═════ Input data ═════

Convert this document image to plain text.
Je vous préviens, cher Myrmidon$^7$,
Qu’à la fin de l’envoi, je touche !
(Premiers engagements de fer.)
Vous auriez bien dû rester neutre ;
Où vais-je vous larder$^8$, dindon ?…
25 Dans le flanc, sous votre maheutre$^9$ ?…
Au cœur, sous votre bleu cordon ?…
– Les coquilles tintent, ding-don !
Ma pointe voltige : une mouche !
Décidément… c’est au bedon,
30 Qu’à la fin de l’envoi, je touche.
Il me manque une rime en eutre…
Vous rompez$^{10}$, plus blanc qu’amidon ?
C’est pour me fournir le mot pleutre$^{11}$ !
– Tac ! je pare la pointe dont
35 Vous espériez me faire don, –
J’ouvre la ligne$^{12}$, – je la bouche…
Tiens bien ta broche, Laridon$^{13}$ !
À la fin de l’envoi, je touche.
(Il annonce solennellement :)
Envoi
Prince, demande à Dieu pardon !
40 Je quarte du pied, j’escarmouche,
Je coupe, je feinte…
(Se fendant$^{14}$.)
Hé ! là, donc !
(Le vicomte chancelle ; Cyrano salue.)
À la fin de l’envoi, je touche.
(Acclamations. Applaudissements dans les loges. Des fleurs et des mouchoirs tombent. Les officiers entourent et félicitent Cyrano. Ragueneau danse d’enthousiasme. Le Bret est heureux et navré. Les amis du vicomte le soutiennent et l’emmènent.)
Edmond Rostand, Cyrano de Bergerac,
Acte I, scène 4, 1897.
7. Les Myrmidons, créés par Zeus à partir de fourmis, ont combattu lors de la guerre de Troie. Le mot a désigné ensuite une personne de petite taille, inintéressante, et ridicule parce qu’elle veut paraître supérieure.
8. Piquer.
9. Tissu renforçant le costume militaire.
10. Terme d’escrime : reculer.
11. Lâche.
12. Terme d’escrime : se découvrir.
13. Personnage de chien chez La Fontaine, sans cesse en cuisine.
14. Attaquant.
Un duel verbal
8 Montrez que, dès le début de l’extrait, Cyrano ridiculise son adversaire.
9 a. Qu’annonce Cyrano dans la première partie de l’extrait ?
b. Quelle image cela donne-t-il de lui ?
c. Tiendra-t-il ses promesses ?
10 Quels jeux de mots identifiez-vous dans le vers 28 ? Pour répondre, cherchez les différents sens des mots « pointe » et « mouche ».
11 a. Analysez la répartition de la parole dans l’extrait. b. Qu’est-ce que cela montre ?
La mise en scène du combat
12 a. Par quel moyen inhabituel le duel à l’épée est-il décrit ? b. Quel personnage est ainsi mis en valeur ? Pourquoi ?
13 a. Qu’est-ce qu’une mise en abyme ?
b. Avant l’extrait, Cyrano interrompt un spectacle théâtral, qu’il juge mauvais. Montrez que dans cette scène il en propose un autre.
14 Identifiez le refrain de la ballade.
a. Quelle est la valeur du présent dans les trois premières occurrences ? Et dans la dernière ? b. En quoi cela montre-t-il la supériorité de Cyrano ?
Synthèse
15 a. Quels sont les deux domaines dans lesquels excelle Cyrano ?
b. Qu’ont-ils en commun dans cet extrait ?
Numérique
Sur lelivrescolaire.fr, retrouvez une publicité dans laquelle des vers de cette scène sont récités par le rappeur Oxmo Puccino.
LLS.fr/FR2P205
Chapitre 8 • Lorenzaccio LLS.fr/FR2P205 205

═════

For this exercise, gather every line of the data that contains the word "cette".

■ Output for this exercise ■
b. Avant l’extrait, Cyrano interrompt un spectacle théâtral, qu’il juge mauvais. Montrez que dans cette scène il en propose un autre.
Sur lelivrescolaire.fr, retrouvez une publicité dans laquelle des vers de cette scène sont récités par le rappeur Oxmo Puccino.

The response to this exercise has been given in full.